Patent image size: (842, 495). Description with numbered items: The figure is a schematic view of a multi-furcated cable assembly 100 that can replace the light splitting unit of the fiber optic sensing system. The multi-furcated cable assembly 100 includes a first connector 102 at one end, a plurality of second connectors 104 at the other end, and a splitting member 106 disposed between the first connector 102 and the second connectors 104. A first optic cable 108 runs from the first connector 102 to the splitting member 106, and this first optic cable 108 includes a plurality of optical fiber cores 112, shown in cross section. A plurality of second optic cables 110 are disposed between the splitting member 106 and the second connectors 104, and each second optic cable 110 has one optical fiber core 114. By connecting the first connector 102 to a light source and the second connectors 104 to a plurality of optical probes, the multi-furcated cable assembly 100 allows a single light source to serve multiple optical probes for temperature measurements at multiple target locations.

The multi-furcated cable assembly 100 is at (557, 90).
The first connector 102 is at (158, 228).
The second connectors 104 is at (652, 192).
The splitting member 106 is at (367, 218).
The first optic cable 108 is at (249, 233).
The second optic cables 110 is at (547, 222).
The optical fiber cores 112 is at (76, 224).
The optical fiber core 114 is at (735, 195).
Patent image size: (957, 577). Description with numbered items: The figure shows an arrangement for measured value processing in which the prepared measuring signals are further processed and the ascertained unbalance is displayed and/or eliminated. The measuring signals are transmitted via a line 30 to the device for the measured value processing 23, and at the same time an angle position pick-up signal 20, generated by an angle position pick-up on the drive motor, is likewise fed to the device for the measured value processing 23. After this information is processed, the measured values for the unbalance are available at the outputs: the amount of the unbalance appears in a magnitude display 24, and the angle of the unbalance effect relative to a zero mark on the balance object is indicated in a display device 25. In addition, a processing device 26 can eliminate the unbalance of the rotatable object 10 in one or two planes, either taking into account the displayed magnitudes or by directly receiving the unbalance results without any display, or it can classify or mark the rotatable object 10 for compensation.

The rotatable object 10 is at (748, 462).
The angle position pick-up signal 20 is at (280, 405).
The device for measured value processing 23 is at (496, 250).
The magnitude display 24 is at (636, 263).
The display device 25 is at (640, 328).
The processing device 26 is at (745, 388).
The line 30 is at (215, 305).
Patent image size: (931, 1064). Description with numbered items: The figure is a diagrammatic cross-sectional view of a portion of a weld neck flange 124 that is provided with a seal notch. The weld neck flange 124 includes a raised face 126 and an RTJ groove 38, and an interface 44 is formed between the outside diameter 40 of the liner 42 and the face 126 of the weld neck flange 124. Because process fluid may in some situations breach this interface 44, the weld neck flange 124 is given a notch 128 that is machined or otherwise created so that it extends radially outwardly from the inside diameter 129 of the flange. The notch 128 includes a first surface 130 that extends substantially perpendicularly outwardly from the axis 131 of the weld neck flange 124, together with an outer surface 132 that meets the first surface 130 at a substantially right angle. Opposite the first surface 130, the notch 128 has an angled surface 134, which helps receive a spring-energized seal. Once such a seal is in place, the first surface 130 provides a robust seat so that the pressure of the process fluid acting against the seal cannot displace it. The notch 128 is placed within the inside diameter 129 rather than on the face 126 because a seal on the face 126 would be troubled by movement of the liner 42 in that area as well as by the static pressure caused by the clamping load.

———

**任务详情**: 从包含"Patent image size: (957, 577)."的那一行到包含"The processing device 26 is at (745, 388)."的那一行（首尾两行都算在内），把其中的"unbalance"替换成"imbalance"后重新写出这些行，其余内容一概不动。

**本题输出**:
Patent image size: (957, 577). Description with numbered items: The figure shows an arrangement for measured value processing in which the prepared measuring signals are further processed and the ascertained imbalance is displayed and/or eliminated. The measuring signals are transmitted via a line 30 to the device for the measured value processing 23, and at the same time an angle position pick-up signal 20, generated by an angle position pick-up on the drive motor, is likewise fed to the device for the measured value processing 23. After this information is processed, the measured values for the imbalance are available at the outputs: the amount of the imbalance appears in a magnitude display 24, and the angle of the imbalance effect relative to a zero mark on the balance object is indicated in a display device 25. In addition, a processing device 26 can eliminate the imbalance of the rotatable object 10 in one or two planes, either taking into account the displayed magnitudes or by directly receiving the imbalance results without any display, or it can classify or mark the rotatable object 10 for compensation.

The rotatable object 10 is at (748, 462).
The angle position pick-up signal 20 is at (280, 405).
The device for measured value processing 23 is at (496, 250).
The magnitude display 24 is at (636, 263).
The display device 25 is at (640, 328).
The processing device 26 is at (745, 388).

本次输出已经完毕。